THE PROBLEM
Below are some entries. Output each one exactly as it appears.

SUPPLIED MATERIAL
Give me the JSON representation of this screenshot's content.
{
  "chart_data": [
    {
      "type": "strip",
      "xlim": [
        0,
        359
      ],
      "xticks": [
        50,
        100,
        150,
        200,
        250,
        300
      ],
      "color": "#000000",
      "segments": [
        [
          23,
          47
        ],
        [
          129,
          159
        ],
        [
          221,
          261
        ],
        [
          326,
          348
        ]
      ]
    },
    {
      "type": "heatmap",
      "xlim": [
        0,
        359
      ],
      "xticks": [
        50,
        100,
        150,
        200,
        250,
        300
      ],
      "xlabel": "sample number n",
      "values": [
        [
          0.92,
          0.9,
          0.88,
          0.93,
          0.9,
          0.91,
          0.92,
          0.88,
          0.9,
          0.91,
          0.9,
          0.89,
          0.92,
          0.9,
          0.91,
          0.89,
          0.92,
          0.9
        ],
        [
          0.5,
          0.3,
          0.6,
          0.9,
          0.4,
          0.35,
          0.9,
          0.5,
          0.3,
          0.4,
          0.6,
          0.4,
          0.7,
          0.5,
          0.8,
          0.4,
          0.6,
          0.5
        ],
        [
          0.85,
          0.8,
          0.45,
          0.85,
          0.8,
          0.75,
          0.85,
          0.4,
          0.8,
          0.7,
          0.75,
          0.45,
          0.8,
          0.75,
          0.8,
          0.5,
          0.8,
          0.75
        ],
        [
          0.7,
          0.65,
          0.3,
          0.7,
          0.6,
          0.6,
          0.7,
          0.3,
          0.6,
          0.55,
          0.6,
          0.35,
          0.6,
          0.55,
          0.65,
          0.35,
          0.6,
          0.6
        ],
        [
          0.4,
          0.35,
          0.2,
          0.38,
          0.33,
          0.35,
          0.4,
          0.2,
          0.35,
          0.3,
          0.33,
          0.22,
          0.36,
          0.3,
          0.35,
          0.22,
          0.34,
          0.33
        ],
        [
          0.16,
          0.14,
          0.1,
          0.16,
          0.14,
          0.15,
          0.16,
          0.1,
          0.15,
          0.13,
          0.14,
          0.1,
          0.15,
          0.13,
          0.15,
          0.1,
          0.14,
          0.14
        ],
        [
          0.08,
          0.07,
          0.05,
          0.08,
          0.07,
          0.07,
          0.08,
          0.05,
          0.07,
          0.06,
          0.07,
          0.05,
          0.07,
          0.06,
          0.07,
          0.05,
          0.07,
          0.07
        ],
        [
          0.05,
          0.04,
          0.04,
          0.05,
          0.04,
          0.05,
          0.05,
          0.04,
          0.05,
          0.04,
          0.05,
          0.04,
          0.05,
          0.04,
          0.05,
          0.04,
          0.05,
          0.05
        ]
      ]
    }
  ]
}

TASK ANSWER
Give me the JSON representation of this screenshot's content.
{
  "chart_data": [
    {
      "type": "strip",
      "xlim": [
        0,
        359
      ],
      "xticks": [
        50,
        100,
        150,
        200,
        250,
        300
      ],
      "color": "#000000",
      "segments": [
        [
          23,
          47
        ],
        [
          129,
          159
        ],
        [
          221,
          261
        ],
        [
          326,
          348
        ]
      ]
    },
    {
      "type": "heatmap",
      "xlim": [
        0,
        359
      ],
      "xticks": [
        50,
        100,
        150,
        200,
        250,
        300
      ],
      "xlabel": "sample number n",
      "values": [
        [
          0.92,
          0.9,
          0.88,
          0.93,
          0.9,
          0.91,
          0.92,
          0.88,
          0.9,
          0.91,
          0.9,
          0.89,
          0.92,
          0.9,
          0.91,
          0.89,
          0.92,
          0.9
        ],
        [
          0.5,
          0.3,
          0.6,
          0.9,
          0.4,
          0.35,
          0.9,
          0.5,
          0.3,
          0.4,
          0.6,
          0.4,
          0.7,
          0.5,
          0.8,
          0.4,
          0.6,
          0.5
        ],
        [
          0.85,
          0.8,
          0.45,
          0.85,
          0.8,
          0.75,
          0.85,
          0.4,
          0.8,
          0.7,
          0.75,
          0.45,
          0.8,
          0.75,
          0.8,
          0.5,
          0.8,
          0.75
        ],
        [
          0.7,
          0.65,
          0.3,
          0.7,
          0.6,
          0.6,
          0.7,
          0.3,
          0.6,
          0.55,
          0.6,
          0.35,
          0.6,
          0.55,
          0.65,
          0.35,
          0.6,
          0.6
        ],
        [
          0.4,
          0.35,
          0.2,
          0.38,
          0.33,
          0.35,
          0.4,
          0.2,
          0.35,
          0.3,
          0.33,
          0.22,
          0.36,
          0.3,
          0.35,
          0.22,
          0.34,
          0.33
        ],
        [
          0.16,
          0.14,
          0.1,
          0.16,
          0.14,
          0.15,
          0.16,
          0.1,
          0.15,
          0.13,
          0.14,
          0.1,
          0.15,
          0.13,
          0.15,
          0.1,
          0.14,
          0.14
        ],
        [
          0.08,
          0.07,
          0.05,
          0.08,
          0.07,
          0.07,
          0.08,
          0.05,
          0.07,
          0.06,
          0.07,
          0.05,
          0.07,
          0.06,
          0.07,
          0.05,
          0.07,
          0.07
        ],
        [
          0.05,
          0.04,
          0.04,
          0.05,
          0.04,
          0.05,
          0.05,
          0.04,
          0.05,
          0.04,
          0.05,
          0.04,
          0.05,
          0.04,
          0.05,
          0.04,
          0.05,
          0.05
        ]
      ]
    }
  ]
}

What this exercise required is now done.